* START Records for the exercise *

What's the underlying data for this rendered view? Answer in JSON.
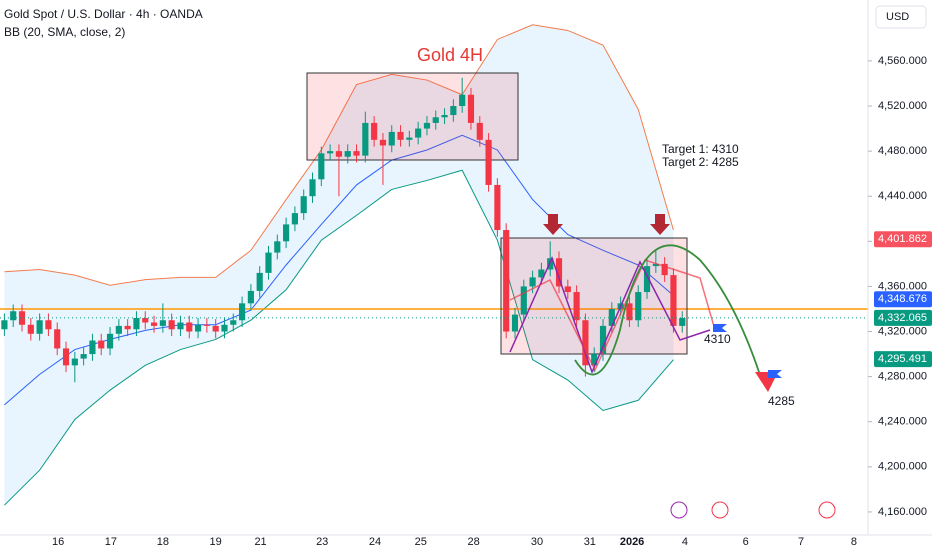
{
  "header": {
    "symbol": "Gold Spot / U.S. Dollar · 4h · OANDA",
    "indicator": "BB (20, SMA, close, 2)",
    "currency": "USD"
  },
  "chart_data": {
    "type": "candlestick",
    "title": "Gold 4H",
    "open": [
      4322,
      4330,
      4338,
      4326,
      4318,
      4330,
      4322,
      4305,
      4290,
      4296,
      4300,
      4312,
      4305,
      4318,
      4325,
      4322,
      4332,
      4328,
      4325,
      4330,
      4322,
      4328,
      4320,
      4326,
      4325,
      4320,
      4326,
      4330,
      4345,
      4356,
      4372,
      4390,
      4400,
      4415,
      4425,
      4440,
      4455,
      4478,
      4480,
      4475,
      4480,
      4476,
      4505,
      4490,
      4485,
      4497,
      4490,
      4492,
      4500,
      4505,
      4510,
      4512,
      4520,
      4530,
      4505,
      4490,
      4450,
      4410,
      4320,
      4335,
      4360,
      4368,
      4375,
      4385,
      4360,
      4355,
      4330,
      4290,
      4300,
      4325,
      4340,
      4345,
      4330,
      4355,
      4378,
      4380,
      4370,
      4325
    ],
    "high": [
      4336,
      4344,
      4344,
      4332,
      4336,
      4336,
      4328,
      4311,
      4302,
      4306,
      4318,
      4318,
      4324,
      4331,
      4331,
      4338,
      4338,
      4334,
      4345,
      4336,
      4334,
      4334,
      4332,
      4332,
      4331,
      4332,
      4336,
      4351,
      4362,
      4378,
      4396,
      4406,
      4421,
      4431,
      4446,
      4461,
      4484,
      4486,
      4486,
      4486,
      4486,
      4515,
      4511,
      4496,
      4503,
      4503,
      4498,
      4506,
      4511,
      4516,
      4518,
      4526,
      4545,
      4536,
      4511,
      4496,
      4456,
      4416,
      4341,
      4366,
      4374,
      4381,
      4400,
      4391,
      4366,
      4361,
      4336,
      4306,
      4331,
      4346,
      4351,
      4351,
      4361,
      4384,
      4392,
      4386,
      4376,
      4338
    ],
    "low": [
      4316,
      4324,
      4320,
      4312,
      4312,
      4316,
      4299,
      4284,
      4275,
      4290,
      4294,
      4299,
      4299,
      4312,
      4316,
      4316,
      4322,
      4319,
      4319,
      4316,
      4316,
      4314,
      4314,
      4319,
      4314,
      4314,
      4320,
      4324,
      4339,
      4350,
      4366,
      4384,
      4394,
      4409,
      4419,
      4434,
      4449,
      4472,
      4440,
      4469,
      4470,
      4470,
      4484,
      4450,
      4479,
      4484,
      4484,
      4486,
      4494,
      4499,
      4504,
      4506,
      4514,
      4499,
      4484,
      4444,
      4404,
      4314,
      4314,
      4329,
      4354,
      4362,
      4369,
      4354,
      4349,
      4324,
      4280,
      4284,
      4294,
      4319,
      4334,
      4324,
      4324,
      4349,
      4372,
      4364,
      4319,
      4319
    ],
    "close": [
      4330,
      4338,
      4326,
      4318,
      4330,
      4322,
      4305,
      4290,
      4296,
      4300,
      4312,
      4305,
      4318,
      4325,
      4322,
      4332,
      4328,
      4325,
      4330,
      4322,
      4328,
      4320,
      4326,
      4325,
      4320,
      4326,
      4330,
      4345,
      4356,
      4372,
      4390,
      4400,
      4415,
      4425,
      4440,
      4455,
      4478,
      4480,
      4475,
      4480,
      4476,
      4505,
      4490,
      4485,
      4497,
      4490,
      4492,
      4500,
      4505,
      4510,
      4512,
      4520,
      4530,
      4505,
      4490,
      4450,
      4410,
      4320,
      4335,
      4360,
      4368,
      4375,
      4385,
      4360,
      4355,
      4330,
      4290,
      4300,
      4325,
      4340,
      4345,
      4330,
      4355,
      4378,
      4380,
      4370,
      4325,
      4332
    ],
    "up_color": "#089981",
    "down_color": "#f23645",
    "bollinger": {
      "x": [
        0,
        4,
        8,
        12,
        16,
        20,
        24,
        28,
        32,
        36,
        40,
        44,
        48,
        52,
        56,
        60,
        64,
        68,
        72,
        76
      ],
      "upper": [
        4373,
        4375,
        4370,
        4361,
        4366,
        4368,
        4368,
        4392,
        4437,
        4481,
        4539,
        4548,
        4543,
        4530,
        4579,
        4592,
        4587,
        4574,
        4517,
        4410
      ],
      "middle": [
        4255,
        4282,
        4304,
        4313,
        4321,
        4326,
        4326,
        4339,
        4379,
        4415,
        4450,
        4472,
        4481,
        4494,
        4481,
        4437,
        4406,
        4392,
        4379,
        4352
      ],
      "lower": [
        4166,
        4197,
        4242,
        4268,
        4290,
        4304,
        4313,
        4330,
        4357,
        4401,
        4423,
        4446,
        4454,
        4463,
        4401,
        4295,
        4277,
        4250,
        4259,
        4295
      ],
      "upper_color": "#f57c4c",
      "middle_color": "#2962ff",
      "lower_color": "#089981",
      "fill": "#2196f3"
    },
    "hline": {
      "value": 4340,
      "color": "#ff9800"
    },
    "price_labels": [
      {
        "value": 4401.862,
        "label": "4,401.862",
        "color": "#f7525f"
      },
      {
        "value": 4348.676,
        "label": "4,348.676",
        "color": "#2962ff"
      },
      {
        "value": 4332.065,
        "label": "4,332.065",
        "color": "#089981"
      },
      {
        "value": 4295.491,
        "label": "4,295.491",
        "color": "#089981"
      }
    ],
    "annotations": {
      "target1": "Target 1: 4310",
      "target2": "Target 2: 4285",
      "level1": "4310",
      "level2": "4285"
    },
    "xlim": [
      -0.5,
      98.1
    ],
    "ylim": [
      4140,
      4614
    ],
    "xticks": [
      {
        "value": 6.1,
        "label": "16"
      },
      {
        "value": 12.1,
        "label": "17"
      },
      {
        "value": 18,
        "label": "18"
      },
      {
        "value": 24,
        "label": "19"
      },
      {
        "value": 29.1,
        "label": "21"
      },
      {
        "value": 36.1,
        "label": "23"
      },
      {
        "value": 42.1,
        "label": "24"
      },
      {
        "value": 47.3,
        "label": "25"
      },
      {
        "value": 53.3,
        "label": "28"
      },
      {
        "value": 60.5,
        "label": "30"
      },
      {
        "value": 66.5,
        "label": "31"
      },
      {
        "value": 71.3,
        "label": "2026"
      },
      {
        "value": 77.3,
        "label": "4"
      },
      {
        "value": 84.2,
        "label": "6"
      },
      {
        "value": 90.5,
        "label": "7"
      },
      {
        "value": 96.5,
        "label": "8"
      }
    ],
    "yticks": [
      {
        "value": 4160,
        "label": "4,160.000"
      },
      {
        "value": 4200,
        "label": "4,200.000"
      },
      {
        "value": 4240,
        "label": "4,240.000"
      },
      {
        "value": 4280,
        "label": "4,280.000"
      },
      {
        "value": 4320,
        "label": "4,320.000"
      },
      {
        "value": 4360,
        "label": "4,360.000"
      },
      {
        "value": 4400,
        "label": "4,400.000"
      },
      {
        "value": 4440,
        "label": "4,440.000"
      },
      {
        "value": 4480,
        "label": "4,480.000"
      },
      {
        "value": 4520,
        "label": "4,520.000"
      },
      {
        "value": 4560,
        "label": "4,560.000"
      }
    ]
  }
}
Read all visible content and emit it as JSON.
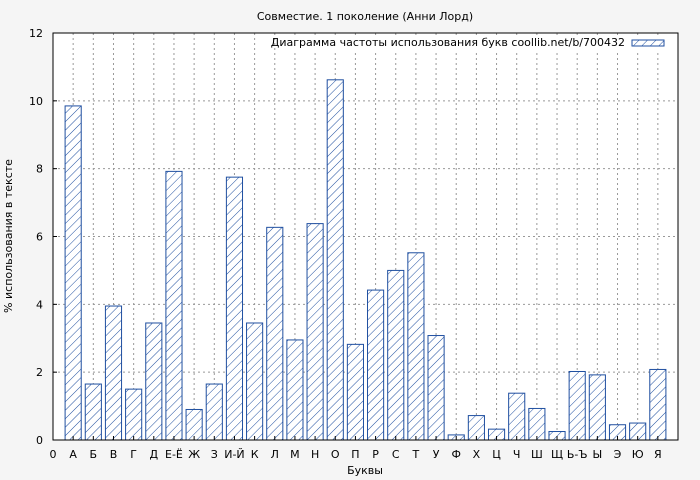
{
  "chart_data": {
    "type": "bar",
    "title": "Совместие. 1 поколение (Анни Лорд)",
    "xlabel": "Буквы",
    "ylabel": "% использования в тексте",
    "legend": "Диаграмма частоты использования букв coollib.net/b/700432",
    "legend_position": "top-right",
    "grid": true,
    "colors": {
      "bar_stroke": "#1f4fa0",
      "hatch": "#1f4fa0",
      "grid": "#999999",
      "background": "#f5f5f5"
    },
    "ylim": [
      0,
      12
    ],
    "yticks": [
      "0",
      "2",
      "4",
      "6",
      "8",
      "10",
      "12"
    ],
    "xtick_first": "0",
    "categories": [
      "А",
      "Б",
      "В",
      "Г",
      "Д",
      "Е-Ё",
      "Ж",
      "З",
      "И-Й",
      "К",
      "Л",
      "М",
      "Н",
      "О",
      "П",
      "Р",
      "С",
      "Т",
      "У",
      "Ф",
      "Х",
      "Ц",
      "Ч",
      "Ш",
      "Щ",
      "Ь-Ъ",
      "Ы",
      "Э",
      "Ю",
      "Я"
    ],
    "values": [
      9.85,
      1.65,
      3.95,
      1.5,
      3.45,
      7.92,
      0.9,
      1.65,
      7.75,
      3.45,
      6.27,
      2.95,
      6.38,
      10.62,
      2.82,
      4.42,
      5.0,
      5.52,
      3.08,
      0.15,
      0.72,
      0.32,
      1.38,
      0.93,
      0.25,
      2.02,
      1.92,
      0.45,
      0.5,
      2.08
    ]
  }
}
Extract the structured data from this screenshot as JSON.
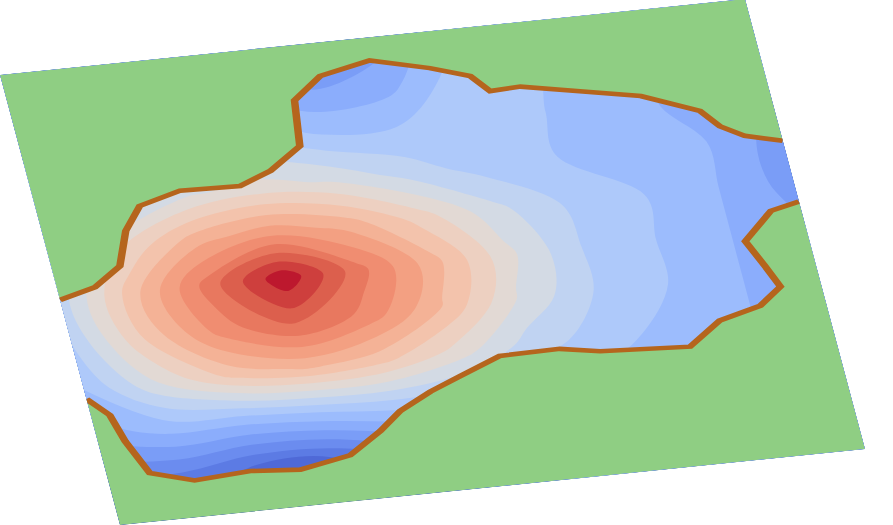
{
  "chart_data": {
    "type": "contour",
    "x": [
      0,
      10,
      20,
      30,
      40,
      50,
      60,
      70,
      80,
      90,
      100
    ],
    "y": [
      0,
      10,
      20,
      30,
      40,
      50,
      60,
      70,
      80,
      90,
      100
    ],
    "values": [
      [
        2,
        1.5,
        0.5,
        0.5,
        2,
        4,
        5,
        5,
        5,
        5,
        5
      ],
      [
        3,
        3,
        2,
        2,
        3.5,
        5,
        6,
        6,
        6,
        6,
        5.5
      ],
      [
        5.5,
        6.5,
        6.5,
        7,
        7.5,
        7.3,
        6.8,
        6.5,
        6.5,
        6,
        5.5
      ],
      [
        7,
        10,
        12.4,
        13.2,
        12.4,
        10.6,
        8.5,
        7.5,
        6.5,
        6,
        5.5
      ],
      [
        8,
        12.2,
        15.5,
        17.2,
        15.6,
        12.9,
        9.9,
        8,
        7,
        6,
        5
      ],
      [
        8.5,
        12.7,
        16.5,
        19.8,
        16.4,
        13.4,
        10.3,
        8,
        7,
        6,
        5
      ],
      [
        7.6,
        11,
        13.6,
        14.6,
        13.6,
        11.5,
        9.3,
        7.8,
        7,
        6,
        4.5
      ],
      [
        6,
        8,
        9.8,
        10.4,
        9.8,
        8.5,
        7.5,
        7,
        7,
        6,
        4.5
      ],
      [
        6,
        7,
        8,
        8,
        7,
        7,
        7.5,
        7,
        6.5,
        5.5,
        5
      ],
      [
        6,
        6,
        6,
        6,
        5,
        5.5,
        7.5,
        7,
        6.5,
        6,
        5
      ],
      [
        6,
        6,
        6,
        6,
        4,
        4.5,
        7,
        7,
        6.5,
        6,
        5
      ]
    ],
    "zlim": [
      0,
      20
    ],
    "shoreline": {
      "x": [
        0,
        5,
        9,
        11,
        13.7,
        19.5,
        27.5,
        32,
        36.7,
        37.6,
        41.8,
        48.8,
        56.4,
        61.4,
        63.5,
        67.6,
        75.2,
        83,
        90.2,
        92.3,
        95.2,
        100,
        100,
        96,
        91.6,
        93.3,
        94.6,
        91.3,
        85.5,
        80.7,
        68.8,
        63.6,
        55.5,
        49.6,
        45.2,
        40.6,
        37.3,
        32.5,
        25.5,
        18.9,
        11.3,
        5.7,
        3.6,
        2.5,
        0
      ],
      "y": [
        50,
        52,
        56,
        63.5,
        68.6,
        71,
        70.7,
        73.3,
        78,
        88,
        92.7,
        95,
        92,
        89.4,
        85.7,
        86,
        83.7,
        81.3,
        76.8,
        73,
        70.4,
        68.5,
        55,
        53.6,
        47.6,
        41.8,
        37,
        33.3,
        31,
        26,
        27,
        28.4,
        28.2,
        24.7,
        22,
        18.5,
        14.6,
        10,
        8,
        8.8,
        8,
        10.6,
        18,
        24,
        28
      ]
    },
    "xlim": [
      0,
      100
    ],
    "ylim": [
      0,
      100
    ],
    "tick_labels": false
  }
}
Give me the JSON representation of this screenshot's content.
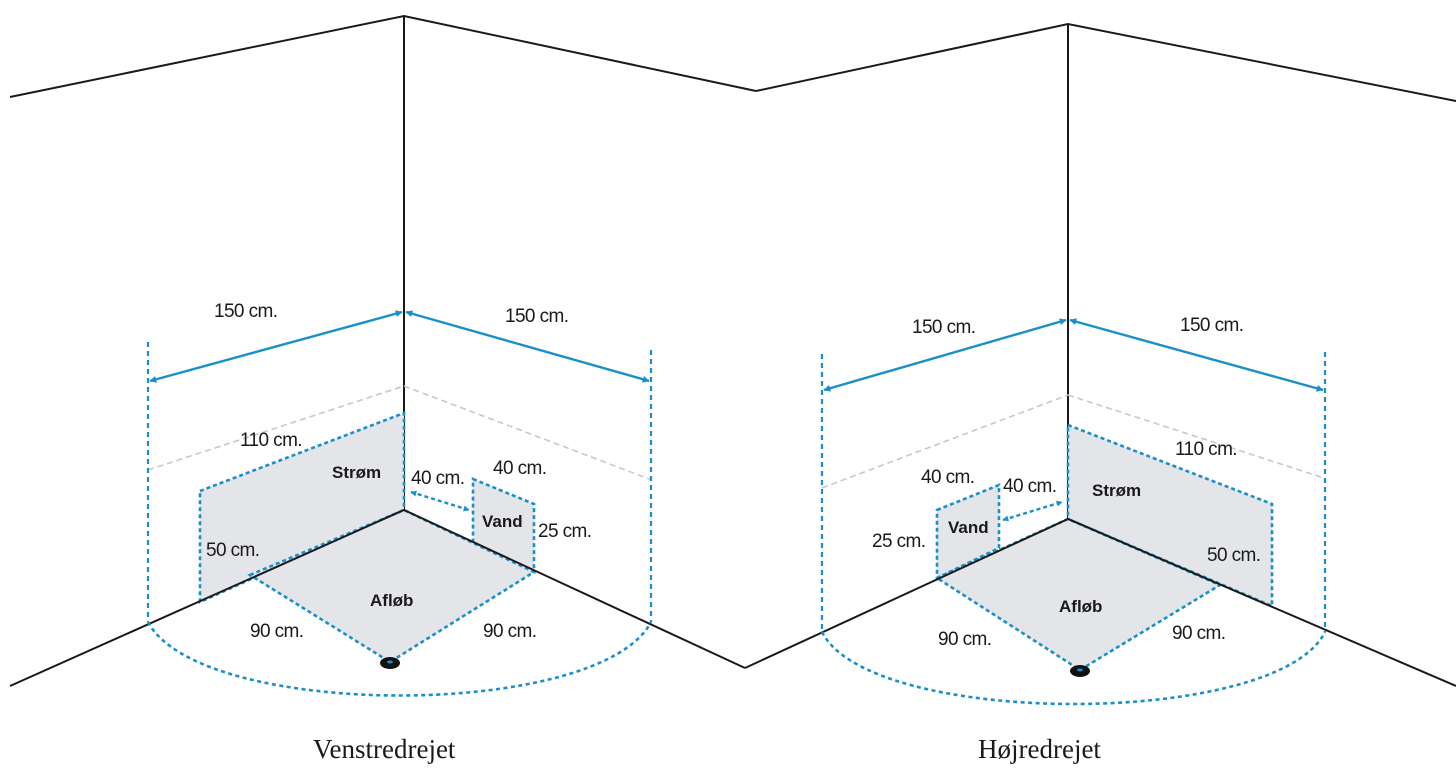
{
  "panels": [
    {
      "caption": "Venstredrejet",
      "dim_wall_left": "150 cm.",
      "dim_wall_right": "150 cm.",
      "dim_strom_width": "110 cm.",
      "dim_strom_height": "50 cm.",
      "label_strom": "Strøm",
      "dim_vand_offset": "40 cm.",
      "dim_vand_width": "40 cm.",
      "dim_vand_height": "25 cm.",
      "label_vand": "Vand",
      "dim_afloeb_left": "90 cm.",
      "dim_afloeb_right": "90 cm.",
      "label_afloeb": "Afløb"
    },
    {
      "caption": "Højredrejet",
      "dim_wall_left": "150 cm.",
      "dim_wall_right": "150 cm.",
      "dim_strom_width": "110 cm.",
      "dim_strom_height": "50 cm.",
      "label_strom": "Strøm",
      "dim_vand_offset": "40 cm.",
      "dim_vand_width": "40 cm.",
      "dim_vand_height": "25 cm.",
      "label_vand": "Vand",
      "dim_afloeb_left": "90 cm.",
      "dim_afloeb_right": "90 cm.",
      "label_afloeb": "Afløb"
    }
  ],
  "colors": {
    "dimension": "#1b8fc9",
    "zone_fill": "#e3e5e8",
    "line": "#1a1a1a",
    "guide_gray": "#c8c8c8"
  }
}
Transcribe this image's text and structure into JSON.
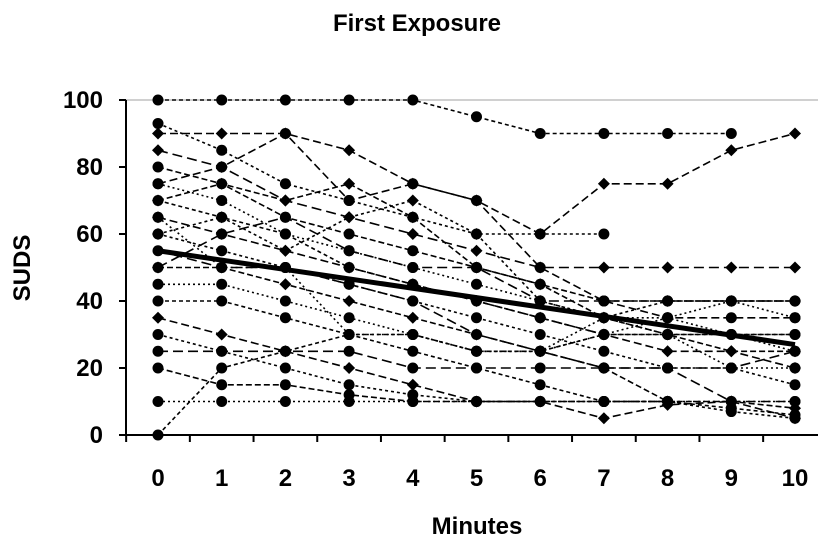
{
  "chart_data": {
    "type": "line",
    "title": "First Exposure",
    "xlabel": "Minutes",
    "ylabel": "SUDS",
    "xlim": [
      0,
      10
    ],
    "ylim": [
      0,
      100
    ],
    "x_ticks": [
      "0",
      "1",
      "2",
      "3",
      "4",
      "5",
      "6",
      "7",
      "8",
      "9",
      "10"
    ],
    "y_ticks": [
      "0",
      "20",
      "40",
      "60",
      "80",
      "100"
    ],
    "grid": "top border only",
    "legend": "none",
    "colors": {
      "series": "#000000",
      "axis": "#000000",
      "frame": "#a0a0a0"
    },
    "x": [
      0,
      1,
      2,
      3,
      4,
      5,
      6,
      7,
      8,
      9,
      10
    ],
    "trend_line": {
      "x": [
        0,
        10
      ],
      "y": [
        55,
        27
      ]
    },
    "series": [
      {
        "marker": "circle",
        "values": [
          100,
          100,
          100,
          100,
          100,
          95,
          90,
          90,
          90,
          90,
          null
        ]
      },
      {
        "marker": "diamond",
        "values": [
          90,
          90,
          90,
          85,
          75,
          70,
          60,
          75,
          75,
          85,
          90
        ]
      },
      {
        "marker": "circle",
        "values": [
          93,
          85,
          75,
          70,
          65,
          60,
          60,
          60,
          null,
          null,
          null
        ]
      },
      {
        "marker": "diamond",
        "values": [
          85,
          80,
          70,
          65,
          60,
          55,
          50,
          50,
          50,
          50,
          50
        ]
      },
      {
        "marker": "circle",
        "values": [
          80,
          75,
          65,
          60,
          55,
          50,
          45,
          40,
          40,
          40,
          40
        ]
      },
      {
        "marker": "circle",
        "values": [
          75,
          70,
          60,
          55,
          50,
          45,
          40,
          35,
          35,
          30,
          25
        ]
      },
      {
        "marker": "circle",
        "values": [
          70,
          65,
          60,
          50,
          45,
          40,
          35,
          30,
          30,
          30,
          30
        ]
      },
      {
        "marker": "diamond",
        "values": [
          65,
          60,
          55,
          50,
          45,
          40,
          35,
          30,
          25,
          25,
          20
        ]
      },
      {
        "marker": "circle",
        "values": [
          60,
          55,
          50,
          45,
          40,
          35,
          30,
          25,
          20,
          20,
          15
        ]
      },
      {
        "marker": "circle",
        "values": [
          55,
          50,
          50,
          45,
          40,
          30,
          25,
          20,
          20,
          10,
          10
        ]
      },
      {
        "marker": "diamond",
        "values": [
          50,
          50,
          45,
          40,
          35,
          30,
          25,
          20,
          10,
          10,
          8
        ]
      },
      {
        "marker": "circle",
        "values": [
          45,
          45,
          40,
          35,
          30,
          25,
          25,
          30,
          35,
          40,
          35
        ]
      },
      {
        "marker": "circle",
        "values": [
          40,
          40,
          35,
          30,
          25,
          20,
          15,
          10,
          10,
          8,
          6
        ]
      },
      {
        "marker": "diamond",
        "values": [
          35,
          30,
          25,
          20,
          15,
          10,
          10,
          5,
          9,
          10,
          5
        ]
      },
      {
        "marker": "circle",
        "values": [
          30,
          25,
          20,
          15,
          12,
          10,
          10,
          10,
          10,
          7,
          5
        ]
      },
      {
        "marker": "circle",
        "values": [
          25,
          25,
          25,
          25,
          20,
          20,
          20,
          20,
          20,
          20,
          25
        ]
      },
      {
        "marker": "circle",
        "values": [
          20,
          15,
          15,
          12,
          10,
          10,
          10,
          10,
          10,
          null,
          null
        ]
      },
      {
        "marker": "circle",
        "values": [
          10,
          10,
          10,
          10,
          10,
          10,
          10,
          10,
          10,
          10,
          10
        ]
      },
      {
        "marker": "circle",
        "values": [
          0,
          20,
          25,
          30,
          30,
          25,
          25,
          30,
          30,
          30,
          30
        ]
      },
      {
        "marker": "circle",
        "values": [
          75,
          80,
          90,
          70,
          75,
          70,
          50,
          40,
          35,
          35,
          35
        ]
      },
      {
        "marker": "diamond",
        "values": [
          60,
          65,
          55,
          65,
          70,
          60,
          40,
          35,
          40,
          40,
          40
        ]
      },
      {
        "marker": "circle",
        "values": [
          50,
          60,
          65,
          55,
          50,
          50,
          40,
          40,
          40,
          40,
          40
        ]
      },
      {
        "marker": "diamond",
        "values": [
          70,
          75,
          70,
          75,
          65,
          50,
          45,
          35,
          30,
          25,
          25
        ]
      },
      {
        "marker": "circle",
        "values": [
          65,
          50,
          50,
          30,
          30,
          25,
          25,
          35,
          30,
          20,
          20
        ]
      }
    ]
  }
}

* END Records for the exercise *

◆ What is required
Using the listing above, pull out all lines that hold the word "this".

◆ Answer in full
What's the underlying data for this rendered view? Answer in JSON.
Extract the structured data from this screenshot as JSON.
Give me the JSON representation of this screenshot's content.
Transcribe this image's text and structure into JSON.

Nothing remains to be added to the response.